▸ **WHAT IS ASKED**:
It is required that all of the data be written out exactly.
——————————
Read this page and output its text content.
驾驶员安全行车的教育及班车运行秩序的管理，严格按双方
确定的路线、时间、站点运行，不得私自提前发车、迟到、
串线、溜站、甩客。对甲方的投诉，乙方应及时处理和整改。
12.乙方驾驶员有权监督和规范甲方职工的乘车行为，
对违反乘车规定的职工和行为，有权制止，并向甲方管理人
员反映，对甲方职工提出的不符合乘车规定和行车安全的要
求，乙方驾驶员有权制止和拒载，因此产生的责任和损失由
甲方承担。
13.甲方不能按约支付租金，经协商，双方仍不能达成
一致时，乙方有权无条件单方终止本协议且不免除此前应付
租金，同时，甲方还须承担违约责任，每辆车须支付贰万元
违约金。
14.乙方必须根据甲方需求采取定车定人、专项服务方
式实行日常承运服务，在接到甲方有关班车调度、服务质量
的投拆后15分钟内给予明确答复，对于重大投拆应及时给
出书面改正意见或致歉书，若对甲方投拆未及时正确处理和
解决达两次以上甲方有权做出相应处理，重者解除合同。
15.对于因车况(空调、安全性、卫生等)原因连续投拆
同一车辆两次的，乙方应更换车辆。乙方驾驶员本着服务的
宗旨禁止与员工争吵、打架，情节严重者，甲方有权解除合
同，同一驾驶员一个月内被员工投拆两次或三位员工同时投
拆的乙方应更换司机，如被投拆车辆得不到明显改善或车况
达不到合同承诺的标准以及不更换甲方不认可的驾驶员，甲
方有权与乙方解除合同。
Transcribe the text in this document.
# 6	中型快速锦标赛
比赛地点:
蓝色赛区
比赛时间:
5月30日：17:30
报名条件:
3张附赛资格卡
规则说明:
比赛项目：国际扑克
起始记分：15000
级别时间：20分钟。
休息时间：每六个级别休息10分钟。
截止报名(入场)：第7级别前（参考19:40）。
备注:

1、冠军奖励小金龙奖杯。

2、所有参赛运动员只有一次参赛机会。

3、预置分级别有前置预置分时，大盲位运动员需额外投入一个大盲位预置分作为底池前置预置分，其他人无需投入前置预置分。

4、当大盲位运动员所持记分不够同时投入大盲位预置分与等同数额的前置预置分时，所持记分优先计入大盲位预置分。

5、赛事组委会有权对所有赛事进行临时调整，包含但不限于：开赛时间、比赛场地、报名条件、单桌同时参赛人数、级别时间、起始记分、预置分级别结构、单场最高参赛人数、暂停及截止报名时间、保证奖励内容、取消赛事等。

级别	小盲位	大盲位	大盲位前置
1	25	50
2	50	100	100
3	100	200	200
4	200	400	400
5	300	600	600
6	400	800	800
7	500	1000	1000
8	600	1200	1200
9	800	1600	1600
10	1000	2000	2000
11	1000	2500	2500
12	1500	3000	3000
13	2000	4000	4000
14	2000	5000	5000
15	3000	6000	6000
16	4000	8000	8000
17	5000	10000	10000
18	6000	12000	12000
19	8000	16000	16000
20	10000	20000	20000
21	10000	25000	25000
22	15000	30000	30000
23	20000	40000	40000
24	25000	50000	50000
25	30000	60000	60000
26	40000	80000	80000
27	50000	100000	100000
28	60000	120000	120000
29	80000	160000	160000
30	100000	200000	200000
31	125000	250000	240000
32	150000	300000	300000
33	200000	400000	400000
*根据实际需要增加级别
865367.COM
——————————
▸ **THE REPLY**:
Read this page and output its text content.
驾驶员安全行车的教育及班车运行秩序的管理，严格按双方
确定的路线、时间、站点运行，不得私自提前发车、迟到、
串线、溜站、甩客。对甲方的投诉，乙方应及时处理和整改。
12.乙方驾驶员有权监督和规范甲方职工的乘车行为，
对违反乘车规定的职工和行为，有权制止，并向甲方管理人
员反映，对甲方职工提出的不符合乘车规定和行车安全的要
求，乙方驾驶员有权制止和拒载，因此产生的责任和损失由
甲方承担。
13.甲方不能按约支付租金，经协商，双方仍不能达成
一致时，乙方有权无条件单方终止本协议且不免除此前应付
租金，同时，甲方还须承担违约责任，每辆车须支付贰万元
违约金。
14.乙方必须根据甲方需求采取定车定人、专项服务方
式实行日常承运服务，在接到甲方有关班车调度、服务质量
的投拆后15分钟内给予明确答复，对于重大投拆应及时给
出书面改正意见或致歉书，若对甲方投拆未及时正确处理和
解决达两次以上甲方有权做出相应处理，重者解除合同。
15.对于因车况(空调、安全性、卫生等)原因连续投拆
同一车辆两次的，乙方应更换车辆。乙方驾驶员本着服务的
宗旨禁止与员工争吵、打架，情节严重者，甲方有权解除合
同，同一驾驶员一个月内被员工投拆两次或三位员工同时投
拆的乙方应更换司机，如被投拆车辆得不到明显改善或车况
达不到合同承诺的标准以及不更换甲方不认可的驾驶员，甲
方有权与乙方解除合同。
Transcribe the text in this document.
# 6	中型快速锦标赛
比赛地点:
蓝色赛区
比赛时间:
5月30日：17:30
报名条件:
3张附赛资格卡
规则说明:
比赛项目：国际扑克
起始记分：15000
级别时间：20分钟。
休息时间：每六个级别休息10分钟。
截止报名(入场)：第7级别前（参考19:40）。
备注:

1、冠军奖励小金龙奖杯。

2、所有参赛运动员只有一次参赛机会。

3、预置分级别有前置预置分时，大盲位运动员需额外投入一个大盲位预置分作为底池前置预置分，其他人无需投入前置预置分。

4、当大盲位运动员所持记分不够同时投入大盲位预置分与等同数额的前置预置分时，所持记分优先计入大盲位预置分。

5、赛事组委会有权对所有赛事进行临时调整，包含但不限于：开赛时间、比赛场地、报名条件、单桌同时参赛人数、级别时间、起始记分、预置分级别结构、单场最高参赛人数、暂停及截止报名时间、保证奖励内容、取消赛事等。

级别	小盲位	大盲位	大盲位前置
1	25	50
2	50	100	100
3	100	200	200
4	200	400	400
5	300	600	600
6	400	800	800
7	500	1000	1000
8	600	1200	1200
9	800	1600	1600
10	1000	2000	2000
11	1000	2500	2500
12	1500	3000	3000
13	2000	4000	4000
14	2000	5000	5000
15	3000	6000	6000
16	4000	8000	8000
17	5000	10000	10000
18	6000	12000	12000
19	8000	16000	16000
20	10000	20000	20000
21	10000	25000	25000
22	15000	30000	30000
23	20000	40000	40000
24	25000	50000	50000
25	30000	60000	60000
26	40000	80000	80000
27	50000	100000	100000
28	60000	120000	120000
29	80000	160000	160000
30	100000	200000	200000
31	125000	250000	240000
32	150000	300000	300000
33	200000	400000	400000
*根据实际需要增加级别
865367.COM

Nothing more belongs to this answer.